=== Aim ===
Return all lines where the word "Roti" can be found.

=== Entries shown ===
---+---

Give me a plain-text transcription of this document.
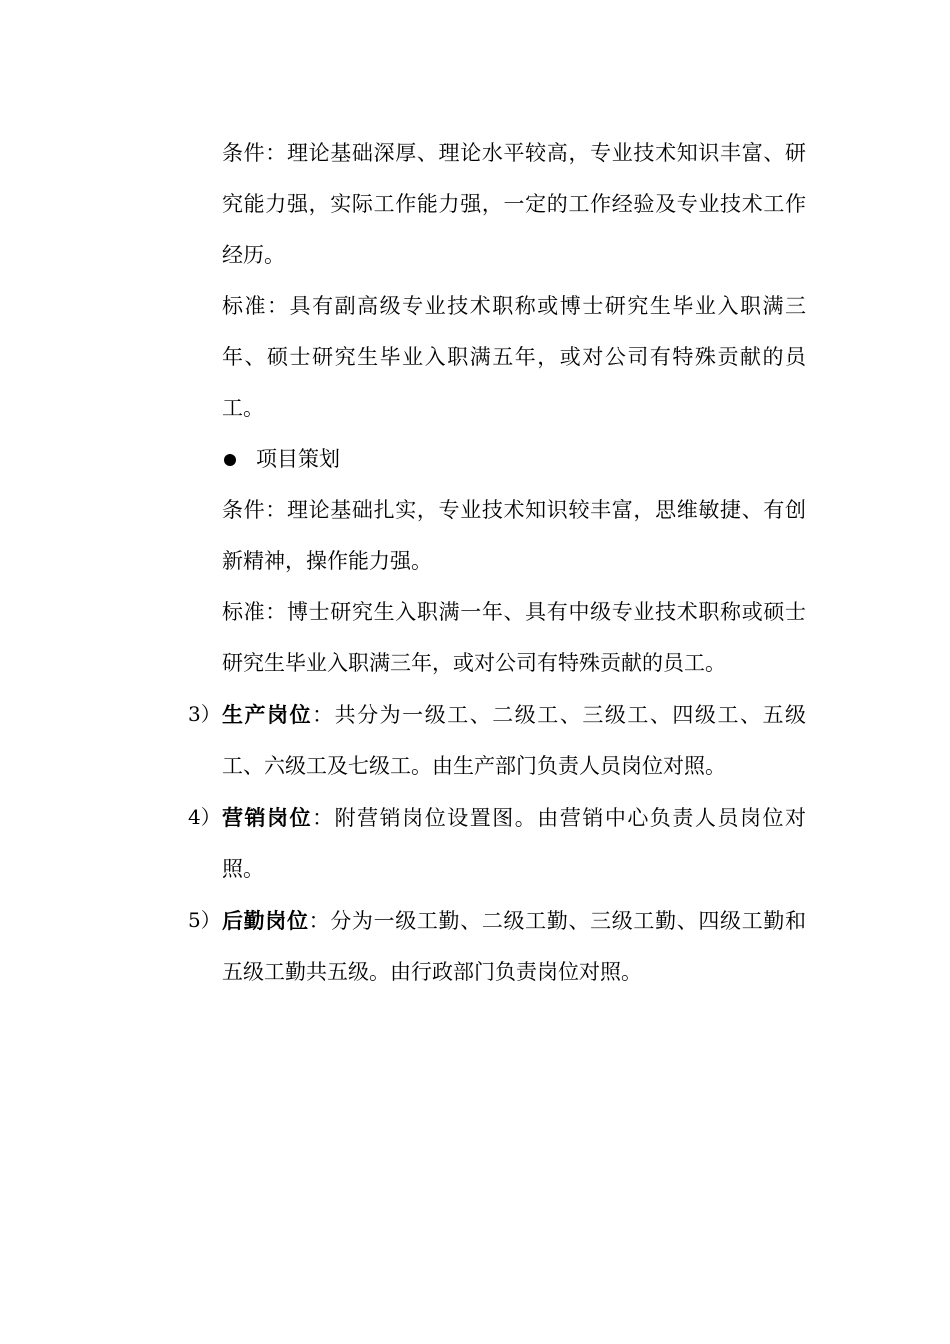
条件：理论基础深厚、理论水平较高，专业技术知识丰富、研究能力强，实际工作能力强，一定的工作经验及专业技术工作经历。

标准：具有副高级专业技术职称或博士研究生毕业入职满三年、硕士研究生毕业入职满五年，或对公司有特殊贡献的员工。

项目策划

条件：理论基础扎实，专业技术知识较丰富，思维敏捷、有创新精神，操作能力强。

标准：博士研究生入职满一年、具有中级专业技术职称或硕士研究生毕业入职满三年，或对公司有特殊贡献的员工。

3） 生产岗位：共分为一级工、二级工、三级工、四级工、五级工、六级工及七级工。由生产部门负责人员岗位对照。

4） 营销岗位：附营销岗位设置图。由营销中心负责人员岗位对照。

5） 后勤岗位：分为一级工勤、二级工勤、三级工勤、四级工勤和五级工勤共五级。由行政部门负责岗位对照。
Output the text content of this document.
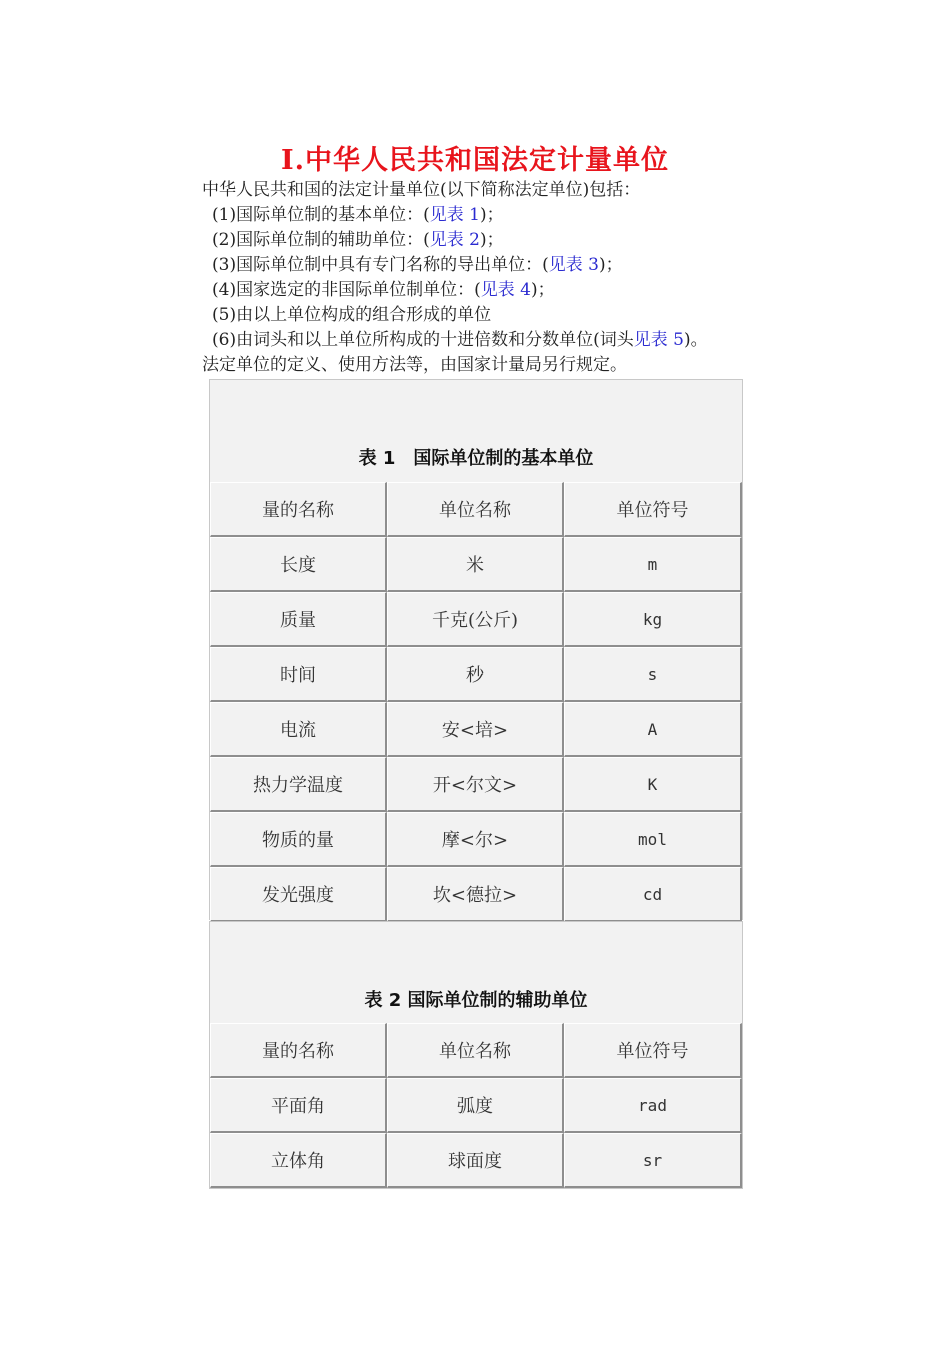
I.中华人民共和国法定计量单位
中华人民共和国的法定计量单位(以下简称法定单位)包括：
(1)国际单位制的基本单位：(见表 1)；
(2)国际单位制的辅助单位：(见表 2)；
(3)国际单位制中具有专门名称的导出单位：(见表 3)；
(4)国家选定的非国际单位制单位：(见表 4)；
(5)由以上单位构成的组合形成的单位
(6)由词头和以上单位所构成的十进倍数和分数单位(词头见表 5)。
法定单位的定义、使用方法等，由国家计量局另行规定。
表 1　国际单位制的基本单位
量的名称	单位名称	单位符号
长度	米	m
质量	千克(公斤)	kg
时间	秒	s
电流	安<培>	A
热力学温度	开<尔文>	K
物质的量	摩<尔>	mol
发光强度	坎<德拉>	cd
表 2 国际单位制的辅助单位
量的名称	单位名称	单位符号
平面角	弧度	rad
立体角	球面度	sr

---+---

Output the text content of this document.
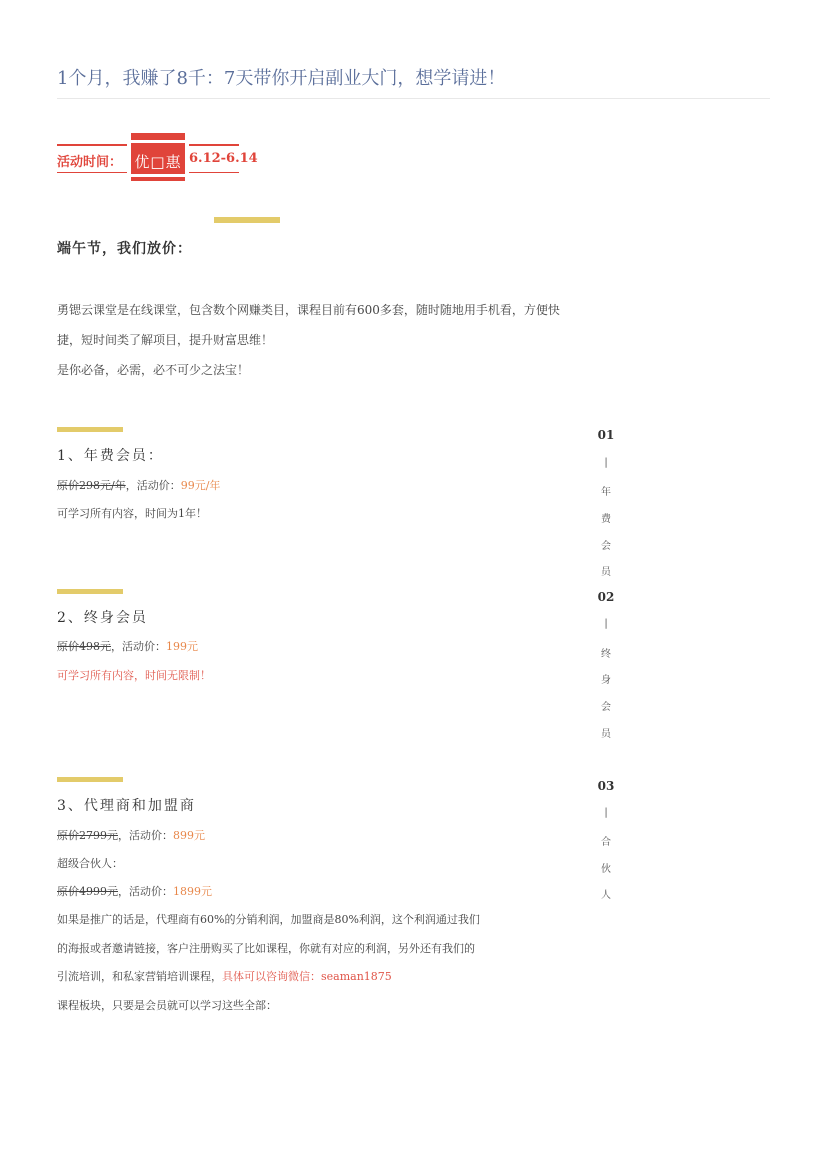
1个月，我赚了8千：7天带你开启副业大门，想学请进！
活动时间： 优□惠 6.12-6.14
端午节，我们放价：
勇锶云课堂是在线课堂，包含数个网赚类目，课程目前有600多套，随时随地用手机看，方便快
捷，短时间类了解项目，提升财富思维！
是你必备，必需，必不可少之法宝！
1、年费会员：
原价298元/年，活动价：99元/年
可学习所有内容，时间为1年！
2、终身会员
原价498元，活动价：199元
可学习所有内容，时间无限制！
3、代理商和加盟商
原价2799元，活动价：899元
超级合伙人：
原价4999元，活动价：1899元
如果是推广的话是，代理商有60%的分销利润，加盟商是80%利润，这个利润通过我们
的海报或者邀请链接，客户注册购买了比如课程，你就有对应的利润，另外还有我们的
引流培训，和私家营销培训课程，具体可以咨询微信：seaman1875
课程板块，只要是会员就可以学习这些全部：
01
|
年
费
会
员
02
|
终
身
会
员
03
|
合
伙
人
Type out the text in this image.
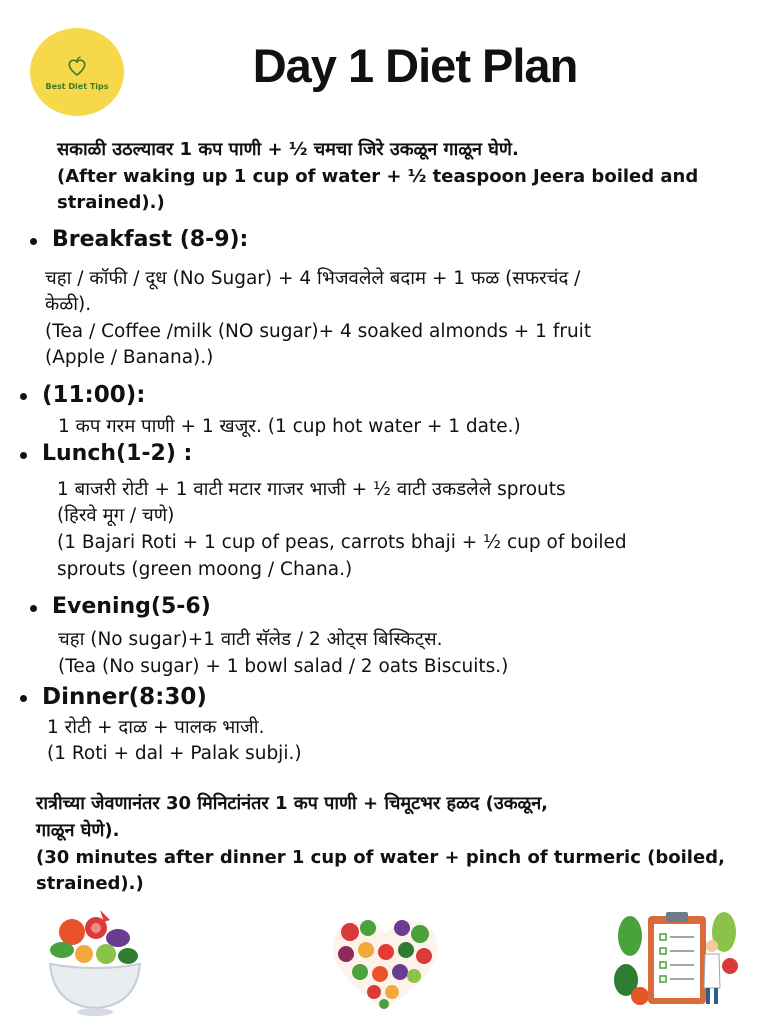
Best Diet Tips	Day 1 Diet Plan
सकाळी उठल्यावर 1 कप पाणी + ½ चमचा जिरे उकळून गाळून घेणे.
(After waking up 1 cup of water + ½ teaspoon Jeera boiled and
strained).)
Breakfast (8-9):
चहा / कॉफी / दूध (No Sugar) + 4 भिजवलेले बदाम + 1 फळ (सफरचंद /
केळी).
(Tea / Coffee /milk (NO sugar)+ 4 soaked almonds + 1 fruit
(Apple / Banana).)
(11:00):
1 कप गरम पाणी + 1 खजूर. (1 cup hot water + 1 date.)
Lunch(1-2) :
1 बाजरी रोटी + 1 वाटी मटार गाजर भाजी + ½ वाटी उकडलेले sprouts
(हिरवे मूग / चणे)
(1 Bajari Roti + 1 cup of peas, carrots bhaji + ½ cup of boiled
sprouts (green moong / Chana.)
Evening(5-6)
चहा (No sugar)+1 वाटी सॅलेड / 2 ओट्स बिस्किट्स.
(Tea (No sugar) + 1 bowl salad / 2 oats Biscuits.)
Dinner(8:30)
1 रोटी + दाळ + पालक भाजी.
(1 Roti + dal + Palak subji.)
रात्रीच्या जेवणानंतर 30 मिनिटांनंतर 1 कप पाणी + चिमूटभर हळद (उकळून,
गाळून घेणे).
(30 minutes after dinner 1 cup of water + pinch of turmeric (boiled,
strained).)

---+---

=== Finished task ===
(1 Bajari Roti + 1 cup of peas, carrots bhaji + ½ cup of boiled
(1 Roti + dal + Palak subji.)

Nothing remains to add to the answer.